_Records supplied_
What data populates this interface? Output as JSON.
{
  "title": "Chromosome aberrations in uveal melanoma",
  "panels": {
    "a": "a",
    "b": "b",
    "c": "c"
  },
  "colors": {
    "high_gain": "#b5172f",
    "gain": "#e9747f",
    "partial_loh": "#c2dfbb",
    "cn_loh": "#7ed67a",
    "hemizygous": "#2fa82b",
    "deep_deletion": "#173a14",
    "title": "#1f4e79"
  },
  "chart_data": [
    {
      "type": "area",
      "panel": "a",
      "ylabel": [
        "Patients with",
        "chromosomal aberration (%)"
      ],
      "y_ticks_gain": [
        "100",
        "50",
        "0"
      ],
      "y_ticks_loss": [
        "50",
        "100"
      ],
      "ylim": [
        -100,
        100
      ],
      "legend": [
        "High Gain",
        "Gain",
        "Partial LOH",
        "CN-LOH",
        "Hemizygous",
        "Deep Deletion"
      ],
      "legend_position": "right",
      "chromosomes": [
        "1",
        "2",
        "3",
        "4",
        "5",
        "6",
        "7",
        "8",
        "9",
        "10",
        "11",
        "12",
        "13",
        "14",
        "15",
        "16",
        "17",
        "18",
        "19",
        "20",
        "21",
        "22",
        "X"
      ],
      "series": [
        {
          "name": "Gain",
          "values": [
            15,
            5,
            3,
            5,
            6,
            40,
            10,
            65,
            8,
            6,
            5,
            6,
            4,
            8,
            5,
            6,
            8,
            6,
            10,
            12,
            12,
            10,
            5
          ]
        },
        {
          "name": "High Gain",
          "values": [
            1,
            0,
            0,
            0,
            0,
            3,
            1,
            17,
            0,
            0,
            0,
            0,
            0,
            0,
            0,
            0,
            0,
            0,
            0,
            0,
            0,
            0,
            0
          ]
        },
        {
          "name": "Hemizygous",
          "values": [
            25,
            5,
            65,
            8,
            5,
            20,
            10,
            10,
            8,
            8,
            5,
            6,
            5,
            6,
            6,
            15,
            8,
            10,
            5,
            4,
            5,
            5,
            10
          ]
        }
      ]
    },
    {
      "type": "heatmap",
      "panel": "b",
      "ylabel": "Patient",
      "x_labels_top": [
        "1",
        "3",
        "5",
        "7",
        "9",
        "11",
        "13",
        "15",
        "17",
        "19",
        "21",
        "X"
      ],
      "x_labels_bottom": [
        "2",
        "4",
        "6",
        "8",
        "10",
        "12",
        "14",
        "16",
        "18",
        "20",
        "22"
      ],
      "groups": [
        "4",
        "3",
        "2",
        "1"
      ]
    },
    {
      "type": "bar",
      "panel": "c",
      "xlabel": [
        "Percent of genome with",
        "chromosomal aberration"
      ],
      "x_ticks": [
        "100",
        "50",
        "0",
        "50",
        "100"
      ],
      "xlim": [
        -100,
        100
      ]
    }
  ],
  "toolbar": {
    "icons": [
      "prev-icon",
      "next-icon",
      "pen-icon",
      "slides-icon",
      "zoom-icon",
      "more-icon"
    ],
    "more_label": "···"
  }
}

* * *

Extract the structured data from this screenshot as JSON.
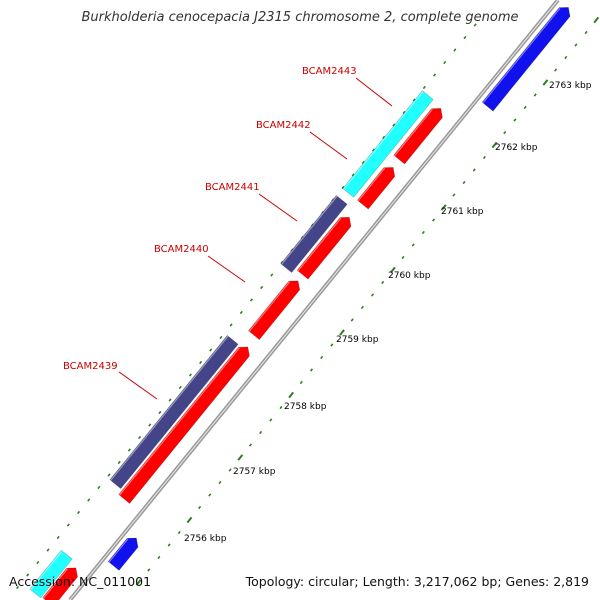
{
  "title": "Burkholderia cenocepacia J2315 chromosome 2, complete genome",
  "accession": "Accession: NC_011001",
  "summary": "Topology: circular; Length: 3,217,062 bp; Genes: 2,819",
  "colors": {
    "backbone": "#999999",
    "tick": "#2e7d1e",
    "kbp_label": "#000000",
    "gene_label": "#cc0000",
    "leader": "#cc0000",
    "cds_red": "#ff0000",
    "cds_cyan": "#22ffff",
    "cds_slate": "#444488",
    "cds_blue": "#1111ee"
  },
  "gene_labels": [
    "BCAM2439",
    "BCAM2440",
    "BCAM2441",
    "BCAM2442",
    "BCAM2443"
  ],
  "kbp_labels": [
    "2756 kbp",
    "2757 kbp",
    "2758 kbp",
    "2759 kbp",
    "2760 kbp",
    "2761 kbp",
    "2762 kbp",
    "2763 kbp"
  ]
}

...

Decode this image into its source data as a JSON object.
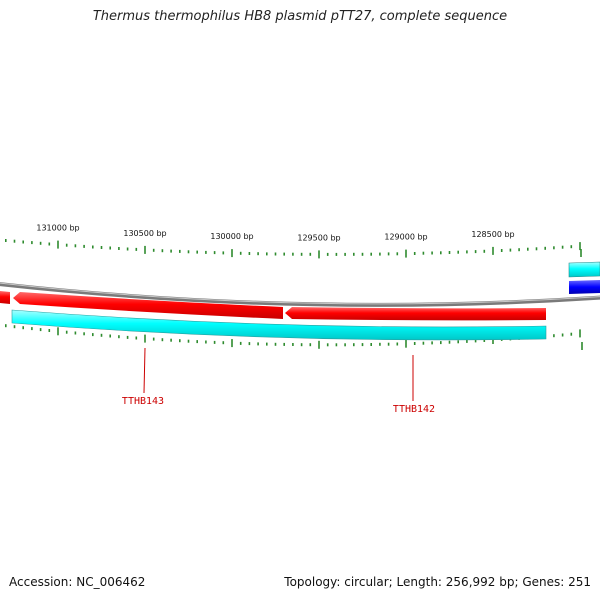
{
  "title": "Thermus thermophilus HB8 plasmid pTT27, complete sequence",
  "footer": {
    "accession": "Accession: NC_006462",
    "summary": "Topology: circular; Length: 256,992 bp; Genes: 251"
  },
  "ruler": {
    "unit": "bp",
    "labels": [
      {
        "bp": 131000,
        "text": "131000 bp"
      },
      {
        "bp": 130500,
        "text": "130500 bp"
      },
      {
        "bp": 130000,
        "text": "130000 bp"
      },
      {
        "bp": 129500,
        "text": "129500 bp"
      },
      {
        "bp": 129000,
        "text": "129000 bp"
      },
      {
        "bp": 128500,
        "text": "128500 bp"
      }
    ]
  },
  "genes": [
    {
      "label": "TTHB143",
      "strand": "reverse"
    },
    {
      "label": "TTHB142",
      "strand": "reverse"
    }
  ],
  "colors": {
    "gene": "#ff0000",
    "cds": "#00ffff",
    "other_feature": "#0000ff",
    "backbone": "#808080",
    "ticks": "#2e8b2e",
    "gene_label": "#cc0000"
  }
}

_What you have to do_
Whenever the string "accession" shows up on a line of the listing, copy that line.

_Task result_
  "accession": "Accession: NC_011001",
    "accession": "Accession: NC_006462",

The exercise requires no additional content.